■ AIM OF THE EXERCISE
Collect each line containing "champagne".

■ STORED ROWS
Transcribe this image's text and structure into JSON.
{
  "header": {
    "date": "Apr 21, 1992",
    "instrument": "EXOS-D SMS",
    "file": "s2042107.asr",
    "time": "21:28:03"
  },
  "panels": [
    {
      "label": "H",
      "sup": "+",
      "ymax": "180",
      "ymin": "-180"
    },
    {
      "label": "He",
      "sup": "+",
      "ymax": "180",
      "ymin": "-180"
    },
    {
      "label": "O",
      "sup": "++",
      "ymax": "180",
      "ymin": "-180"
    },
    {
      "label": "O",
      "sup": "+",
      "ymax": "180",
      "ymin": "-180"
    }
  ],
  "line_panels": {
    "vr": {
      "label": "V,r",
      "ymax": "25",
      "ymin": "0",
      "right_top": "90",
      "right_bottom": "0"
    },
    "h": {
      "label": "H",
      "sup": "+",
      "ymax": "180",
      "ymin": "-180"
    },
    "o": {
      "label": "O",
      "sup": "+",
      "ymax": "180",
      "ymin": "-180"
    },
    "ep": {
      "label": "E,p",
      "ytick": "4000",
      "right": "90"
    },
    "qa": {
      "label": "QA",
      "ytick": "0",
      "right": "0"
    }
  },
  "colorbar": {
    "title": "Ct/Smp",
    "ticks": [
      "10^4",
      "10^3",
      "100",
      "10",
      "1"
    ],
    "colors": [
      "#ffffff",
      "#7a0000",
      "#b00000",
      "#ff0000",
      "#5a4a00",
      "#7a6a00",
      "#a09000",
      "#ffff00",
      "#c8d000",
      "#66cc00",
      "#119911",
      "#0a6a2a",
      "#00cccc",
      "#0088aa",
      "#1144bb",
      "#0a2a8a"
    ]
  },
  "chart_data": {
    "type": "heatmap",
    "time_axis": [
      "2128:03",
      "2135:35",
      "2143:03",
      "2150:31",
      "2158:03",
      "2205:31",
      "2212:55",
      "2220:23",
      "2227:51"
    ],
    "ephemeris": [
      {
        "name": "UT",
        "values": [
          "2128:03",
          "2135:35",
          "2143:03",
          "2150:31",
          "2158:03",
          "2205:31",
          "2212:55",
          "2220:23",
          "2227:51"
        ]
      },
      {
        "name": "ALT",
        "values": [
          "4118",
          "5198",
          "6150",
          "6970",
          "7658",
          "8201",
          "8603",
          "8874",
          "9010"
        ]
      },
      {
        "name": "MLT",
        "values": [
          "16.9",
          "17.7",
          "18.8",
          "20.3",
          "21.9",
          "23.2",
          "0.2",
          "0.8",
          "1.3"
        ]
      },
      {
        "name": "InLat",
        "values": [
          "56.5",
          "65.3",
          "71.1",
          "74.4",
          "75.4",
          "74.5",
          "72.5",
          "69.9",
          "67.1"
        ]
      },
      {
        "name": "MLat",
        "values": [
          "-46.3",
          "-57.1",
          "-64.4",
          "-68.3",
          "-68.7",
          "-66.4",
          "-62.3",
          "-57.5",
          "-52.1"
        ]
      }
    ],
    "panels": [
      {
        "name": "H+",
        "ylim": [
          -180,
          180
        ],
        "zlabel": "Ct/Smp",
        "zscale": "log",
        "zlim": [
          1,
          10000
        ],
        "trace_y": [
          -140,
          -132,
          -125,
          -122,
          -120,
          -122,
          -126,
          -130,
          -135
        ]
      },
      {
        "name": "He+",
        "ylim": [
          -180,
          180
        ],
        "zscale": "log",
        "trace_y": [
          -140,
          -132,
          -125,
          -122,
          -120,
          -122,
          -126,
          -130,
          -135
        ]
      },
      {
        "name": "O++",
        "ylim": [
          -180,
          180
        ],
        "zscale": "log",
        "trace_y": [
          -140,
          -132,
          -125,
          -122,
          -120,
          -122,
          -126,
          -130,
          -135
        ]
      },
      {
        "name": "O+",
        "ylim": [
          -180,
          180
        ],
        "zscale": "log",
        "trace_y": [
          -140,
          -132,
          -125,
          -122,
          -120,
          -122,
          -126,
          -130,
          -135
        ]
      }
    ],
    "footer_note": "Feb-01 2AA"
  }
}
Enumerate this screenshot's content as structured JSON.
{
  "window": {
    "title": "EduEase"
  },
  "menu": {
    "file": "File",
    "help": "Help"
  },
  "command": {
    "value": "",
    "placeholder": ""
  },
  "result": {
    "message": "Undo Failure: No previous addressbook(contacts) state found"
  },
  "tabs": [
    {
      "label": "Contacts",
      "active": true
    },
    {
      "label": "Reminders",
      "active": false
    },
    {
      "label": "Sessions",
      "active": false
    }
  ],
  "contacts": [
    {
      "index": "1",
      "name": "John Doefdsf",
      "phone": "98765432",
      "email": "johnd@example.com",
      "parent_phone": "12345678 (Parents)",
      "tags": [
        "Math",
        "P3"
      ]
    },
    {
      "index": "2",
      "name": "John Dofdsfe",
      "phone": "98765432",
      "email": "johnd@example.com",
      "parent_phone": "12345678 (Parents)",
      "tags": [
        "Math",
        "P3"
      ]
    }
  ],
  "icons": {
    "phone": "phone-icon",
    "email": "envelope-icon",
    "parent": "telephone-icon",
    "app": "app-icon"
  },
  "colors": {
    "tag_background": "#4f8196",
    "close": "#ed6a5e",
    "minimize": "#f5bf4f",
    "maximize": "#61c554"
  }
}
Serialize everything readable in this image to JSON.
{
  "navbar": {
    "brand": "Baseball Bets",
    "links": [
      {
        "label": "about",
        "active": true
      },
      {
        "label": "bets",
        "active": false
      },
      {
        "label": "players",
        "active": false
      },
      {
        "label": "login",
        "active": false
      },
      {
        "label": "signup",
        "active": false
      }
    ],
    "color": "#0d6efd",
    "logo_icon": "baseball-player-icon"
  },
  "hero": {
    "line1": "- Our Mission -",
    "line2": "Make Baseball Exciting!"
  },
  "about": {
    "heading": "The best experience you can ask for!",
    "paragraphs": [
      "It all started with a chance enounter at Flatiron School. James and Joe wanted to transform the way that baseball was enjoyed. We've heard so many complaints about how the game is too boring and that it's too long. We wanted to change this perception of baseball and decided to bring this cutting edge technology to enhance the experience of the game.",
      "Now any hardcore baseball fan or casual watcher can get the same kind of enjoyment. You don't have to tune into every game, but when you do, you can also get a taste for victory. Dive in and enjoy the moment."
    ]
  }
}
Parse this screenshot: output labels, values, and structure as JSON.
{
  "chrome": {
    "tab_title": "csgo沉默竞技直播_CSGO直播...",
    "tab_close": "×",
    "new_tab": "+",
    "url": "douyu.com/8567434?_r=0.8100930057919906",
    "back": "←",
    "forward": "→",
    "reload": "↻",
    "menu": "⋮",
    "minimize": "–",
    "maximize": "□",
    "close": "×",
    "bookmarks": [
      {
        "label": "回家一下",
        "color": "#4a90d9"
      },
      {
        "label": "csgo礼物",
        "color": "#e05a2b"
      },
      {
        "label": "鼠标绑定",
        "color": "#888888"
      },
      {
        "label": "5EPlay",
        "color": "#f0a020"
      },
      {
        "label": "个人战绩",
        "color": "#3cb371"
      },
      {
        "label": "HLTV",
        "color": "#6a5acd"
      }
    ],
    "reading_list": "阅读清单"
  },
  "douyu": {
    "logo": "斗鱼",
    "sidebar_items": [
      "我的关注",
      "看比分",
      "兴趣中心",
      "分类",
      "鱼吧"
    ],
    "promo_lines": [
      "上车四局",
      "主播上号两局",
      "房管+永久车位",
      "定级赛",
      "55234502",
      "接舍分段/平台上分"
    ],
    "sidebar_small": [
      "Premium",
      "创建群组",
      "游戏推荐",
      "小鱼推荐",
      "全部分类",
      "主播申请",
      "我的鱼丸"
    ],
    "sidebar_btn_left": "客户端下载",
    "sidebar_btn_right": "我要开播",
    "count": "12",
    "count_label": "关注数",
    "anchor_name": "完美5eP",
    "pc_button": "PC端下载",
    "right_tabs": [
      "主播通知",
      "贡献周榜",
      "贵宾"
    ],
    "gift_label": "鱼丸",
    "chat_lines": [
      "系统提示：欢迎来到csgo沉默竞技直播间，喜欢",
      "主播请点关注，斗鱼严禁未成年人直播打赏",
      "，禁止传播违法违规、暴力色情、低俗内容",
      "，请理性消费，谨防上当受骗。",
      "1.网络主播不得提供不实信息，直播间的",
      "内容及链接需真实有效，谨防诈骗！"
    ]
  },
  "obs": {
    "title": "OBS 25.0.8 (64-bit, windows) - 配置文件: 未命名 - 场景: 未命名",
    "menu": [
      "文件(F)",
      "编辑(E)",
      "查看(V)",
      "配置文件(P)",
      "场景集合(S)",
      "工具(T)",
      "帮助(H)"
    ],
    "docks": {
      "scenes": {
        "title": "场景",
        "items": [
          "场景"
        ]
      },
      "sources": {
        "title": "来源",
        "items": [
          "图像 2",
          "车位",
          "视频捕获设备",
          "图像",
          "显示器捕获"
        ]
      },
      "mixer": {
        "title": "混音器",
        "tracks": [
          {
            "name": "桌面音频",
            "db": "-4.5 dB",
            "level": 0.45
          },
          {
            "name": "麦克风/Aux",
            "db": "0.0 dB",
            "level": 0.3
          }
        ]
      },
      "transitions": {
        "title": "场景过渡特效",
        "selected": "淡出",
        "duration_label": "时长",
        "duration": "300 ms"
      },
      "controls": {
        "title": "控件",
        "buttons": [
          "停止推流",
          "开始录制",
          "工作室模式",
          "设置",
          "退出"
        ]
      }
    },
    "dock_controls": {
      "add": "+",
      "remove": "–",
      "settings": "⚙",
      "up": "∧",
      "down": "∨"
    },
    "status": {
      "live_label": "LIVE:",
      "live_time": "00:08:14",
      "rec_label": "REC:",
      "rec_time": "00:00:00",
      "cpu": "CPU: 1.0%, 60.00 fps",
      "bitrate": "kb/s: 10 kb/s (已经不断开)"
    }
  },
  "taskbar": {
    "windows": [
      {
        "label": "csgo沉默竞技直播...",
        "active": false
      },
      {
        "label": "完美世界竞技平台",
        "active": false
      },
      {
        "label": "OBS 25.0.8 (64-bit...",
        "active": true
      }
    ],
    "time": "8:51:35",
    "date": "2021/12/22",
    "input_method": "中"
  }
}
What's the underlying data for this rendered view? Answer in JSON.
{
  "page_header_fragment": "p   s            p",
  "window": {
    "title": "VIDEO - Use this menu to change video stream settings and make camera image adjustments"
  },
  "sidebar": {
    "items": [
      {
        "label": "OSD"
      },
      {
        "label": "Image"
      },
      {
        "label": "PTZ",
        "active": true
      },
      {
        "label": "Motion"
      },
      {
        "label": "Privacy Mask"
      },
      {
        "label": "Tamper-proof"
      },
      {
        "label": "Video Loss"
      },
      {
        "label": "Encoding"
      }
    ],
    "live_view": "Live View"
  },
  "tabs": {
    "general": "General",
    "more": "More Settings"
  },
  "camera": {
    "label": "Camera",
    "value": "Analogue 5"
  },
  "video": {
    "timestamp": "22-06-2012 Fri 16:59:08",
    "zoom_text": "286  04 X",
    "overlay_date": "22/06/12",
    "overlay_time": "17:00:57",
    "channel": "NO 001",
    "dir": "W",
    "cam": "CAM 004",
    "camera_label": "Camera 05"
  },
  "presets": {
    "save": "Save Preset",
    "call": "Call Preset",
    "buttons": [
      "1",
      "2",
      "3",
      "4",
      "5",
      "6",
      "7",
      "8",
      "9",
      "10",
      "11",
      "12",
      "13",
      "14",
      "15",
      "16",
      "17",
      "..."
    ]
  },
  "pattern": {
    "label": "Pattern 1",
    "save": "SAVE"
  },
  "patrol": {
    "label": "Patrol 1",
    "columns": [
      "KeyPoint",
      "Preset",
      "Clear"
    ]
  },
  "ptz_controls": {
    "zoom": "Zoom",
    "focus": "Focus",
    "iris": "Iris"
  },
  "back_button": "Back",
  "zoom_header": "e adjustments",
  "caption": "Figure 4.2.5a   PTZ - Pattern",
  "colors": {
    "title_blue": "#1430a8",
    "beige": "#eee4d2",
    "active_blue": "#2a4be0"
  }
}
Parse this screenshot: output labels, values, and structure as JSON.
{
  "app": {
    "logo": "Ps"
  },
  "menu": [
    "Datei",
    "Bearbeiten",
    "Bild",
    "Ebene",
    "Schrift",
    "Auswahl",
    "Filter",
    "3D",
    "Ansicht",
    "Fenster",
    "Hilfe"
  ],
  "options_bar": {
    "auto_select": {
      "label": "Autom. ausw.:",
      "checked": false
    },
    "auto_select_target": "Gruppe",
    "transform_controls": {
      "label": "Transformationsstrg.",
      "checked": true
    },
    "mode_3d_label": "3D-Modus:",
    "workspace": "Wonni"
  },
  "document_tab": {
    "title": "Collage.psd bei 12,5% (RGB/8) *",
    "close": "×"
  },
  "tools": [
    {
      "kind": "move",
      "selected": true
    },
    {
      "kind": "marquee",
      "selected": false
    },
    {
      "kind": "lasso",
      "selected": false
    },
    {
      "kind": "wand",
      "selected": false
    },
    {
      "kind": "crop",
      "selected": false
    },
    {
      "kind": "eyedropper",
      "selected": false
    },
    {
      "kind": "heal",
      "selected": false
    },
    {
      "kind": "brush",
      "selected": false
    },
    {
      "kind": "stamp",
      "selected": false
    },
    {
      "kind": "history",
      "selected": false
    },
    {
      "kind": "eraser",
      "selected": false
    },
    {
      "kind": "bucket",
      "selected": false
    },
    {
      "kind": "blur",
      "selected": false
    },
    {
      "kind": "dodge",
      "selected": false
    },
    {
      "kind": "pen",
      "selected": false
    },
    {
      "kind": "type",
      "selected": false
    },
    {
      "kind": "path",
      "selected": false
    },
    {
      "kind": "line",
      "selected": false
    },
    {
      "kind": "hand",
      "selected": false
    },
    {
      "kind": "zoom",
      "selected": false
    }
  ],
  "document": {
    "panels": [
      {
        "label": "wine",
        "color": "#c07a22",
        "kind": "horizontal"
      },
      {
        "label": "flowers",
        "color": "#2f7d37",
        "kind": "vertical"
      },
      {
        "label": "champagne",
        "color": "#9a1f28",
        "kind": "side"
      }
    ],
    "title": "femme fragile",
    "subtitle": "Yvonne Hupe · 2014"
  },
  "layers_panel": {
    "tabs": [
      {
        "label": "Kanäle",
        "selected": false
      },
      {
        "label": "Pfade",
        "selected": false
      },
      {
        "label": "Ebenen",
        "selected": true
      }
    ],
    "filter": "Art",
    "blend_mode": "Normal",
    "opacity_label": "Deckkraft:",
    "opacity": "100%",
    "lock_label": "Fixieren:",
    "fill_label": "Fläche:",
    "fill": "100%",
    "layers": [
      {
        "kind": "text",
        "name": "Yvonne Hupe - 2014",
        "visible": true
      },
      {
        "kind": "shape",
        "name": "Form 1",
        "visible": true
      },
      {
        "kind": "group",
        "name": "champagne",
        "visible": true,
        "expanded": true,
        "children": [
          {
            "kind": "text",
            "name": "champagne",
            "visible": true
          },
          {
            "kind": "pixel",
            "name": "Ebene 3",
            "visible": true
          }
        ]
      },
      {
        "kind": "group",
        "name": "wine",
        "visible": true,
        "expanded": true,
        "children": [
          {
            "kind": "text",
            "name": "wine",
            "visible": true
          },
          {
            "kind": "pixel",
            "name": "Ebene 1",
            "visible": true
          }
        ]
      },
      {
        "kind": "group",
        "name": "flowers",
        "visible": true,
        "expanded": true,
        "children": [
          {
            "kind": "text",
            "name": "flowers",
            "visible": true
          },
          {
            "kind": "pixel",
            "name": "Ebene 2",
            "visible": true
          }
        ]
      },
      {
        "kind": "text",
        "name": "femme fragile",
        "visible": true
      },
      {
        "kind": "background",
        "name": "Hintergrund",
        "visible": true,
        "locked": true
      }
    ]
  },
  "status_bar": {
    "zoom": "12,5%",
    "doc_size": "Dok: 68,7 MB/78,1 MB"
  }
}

■ RESULT OF THIS TASK
        "label": "champagne",
        "name": "champagne",
            "name": "champagne",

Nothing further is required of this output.